• TASK ITEM: The whole listing, please: repeat it exactly, with the pictures left out.
---*---
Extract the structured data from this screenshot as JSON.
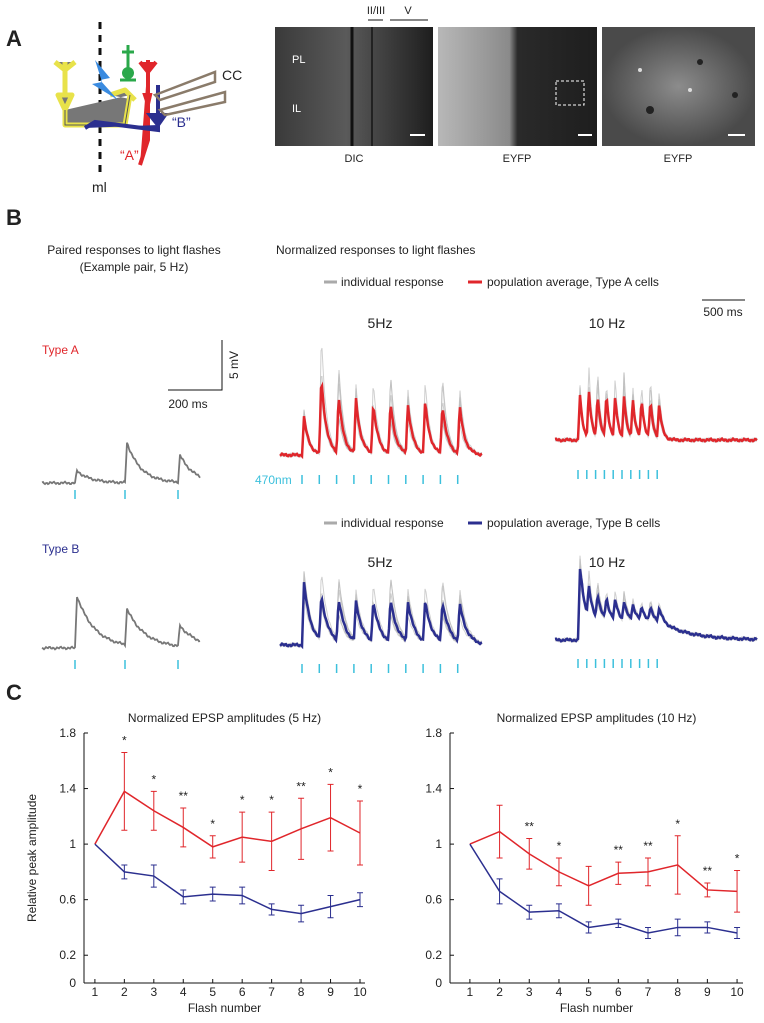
{
  "panel_a": {
    "label": "A",
    "diagram": {
      "cc": "CC",
      "cell_b": "“B”",
      "cell_a": "“A”",
      "midline": "ml"
    },
    "images": {
      "layers": [
        "II/III",
        "V"
      ],
      "regions": [
        "PL",
        "IL"
      ],
      "captions": [
        "DIC",
        "EYFP",
        "EYFP"
      ]
    }
  },
  "panel_b": {
    "label": "B",
    "paired_title": "Paired responses to light flashes",
    "paired_subtitle": "(Example pair, 5 Hz)",
    "normalized_title": "Normalized responses to light flashes",
    "time_scale": "500 ms",
    "voltage_scale": "5 mV",
    "paired_time_scale": "200 ms",
    "stimulus": "470nm",
    "rows": [
      {
        "cell_type": "Type A",
        "legend": [
          "individual response",
          "population average, Type A cells"
        ],
        "conditions": [
          "5Hz",
          "10 Hz"
        ]
      },
      {
        "cell_type": "Type B",
        "legend": [
          "individual response",
          "population average, Type B cells"
        ],
        "conditions": [
          "5Hz",
          "10 Hz"
        ]
      }
    ]
  },
  "panel_c": {
    "label": "C"
  },
  "chart_data": [
    {
      "type": "line",
      "title": "Normalized EPSP amplitudes (5 Hz)",
      "y_label": "Relative peak amplitude",
      "x_label": "Flash number",
      "x": [
        1,
        2,
        3,
        4,
        5,
        6,
        7,
        8,
        9,
        10
      ],
      "xlim": [
        0.63,
        10.17
      ],
      "ylim": [
        0,
        1.8
      ],
      "xticks": [
        1,
        2,
        3,
        4,
        5,
        6,
        7,
        8,
        9,
        10
      ],
      "yticks": [
        0,
        0.2,
        0.6,
        1,
        1.4,
        1.8
      ],
      "series": [
        {
          "color": "#e0262b",
          "values": [
            1,
            1.38,
            1.24,
            1.12,
            0.98,
            1.05,
            1.02,
            1.11,
            1.19,
            1.08
          ],
          "errors": [
            null,
            0.28,
            0.14,
            0.14,
            0.08,
            0.18,
            0.21,
            0.22,
            0.24,
            0.23
          ]
        },
        {
          "color": "#2b2f8f",
          "values": [
            1,
            0.8,
            0.77,
            0.62,
            0.64,
            0.63,
            0.53,
            0.5,
            0.55,
            0.6
          ],
          "errors": [
            null,
            0.05,
            0.08,
            0.05,
            0.05,
            0.06,
            0.04,
            0.06,
            0.08,
            0.05
          ]
        }
      ],
      "annotations": [
        null,
        "*",
        "*",
        "**",
        "*",
        "*",
        "*",
        "**",
        "*",
        "*"
      ]
    },
    {
      "type": "line",
      "title": "Normalized EPSP amplitudes (10 Hz)",
      "x_label": "Flash number",
      "x": [
        1,
        2,
        3,
        4,
        5,
        6,
        7,
        8,
        9,
        10
      ],
      "xlim": [
        0.33,
        10.2
      ],
      "ylim": [
        0,
        1.8
      ],
      "xticks": [
        1,
        2,
        3,
        4,
        5,
        6,
        7,
        8,
        9,
        10
      ],
      "yticks": [
        0,
        0.2,
        0.6,
        1,
        1.4,
        1.8
      ],
      "series": [
        {
          "color": "#e0262b",
          "values": [
            1,
            1.09,
            0.93,
            0.8,
            0.7,
            0.79,
            0.8,
            0.85,
            0.67,
            0.66
          ],
          "errors": [
            null,
            0.19,
            0.11,
            0.1,
            0.14,
            0.08,
            0.1,
            0.21,
            0.05,
            0.15
          ]
        },
        {
          "color": "#2b2f8f",
          "values": [
            1,
            0.66,
            0.51,
            0.52,
            0.4,
            0.43,
            0.36,
            0.4,
            0.4,
            0.36
          ],
          "errors": [
            null,
            0.09,
            0.05,
            0.05,
            0.04,
            0.03,
            0.04,
            0.06,
            0.04,
            0.04
          ]
        }
      ],
      "annotations": [
        null,
        null,
        "**",
        "*",
        null,
        "**",
        "**",
        "*",
        "**",
        "*"
      ]
    }
  ]
}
---*---
• WRITTEN ANSWER:
Extract the structured data from this screenshot as JSON.
{
  "panel_a": {
    "label": "A",
    "diagram": {
      "cc": "CC",
      "cell_b": "“B”",
      "cell_a": "“A”",
      "midline": "ml"
    },
    "images": {
      "layers": [
        "II/III",
        "V"
      ],
      "regions": [
        "PL",
        "IL"
      ],
      "captions": [
        "DIC",
        "EYFP",
        "EYFP"
      ]
    }
  },
  "panel_b": {
    "label": "B",
    "paired_title": "Paired responses to light flashes",
    "paired_subtitle": "(Example pair, 5 Hz)",
    "normalized_title": "Normalized responses to light flashes",
    "time_scale": "500 ms",
    "voltage_scale": "5 mV",
    "paired_time_scale": "200 ms",
    "stimulus": "470nm",
    "rows": [
      {
        "cell_type": "Type A",
        "legend": [
          "individual response",
          "population average, Type A cells"
        ],
        "conditions": [
          "5Hz",
          "10 Hz"
        ]
      },
      {
        "cell_type": "Type B",
        "legend": [
          "individual response",
          "population average, Type B cells"
        ],
        "conditions": [
          "5Hz",
          "10 Hz"
        ]
      }
    ]
  },
  "panel_c": {
    "label": "C"
  },
  "chart_data": [
    {
      "type": "line",
      "title": "Normalized EPSP amplitudes (5 Hz)",
      "y_label": "Relative peak amplitude",
      "x_label": "Flash number",
      "x": [
        1,
        2,
        3,
        4,
        5,
        6,
        7,
        8,
        9,
        10
      ],
      "xlim": [
        0.63,
        10.17
      ],
      "ylim": [
        0,
        1.8
      ],
      "xticks": [
        1,
        2,
        3,
        4,
        5,
        6,
        7,
        8,
        9,
        10
      ],
      "yticks": [
        0,
        0.2,
        0.6,
        1,
        1.4,
        1.8
      ],
      "series": [
        {
          "color": "#e0262b",
          "values": [
            1,
            1.38,
            1.24,
            1.12,
            0.98,
            1.05,
            1.02,
            1.11,
            1.19,
            1.08
          ],
          "errors": [
            null,
            0.28,
            0.14,
            0.14,
            0.08,
            0.18,
            0.21,
            0.22,
            0.24,
            0.23
          ]
        },
        {
          "color": "#2b2f8f",
          "values": [
            1,
            0.8,
            0.77,
            0.62,
            0.64,
            0.63,
            0.53,
            0.5,
            0.55,
            0.6
          ],
          "errors": [
            null,
            0.05,
            0.08,
            0.05,
            0.05,
            0.06,
            0.04,
            0.06,
            0.08,
            0.05
          ]
        }
      ],
      "annotations": [
        null,
        "*",
        "*",
        "**",
        "*",
        "*",
        "*",
        "**",
        "*",
        "*"
      ]
    },
    {
      "type": "line",
      "title": "Normalized EPSP amplitudes (10 Hz)",
      "x_label": "Flash number",
      "x": [
        1,
        2,
        3,
        4,
        5,
        6,
        7,
        8,
        9,
        10
      ],
      "xlim": [
        0.33,
        10.2
      ],
      "ylim": [
        0,
        1.8
      ],
      "xticks": [
        1,
        2,
        3,
        4,
        5,
        6,
        7,
        8,
        9,
        10
      ],
      "yticks": [
        0,
        0.2,
        0.6,
        1,
        1.4,
        1.8
      ],
      "series": [
        {
          "color": "#e0262b",
          "values": [
            1,
            1.09,
            0.93,
            0.8,
            0.7,
            0.79,
            0.8,
            0.85,
            0.67,
            0.66
          ],
          "errors": [
            null,
            0.19,
            0.11,
            0.1,
            0.14,
            0.08,
            0.1,
            0.21,
            0.05,
            0.15
          ]
        },
        {
          "color": "#2b2f8f",
          "values": [
            1,
            0.66,
            0.51,
            0.52,
            0.4,
            0.43,
            0.36,
            0.4,
            0.4,
            0.36
          ],
          "errors": [
            null,
            0.09,
            0.05,
            0.05,
            0.04,
            0.03,
            0.04,
            0.06,
            0.04,
            0.04
          ]
        }
      ],
      "annotations": [
        null,
        null,
        "**",
        "*",
        null,
        "**",
        "**",
        "*",
        "**",
        "*"
      ]
    }
  ]
}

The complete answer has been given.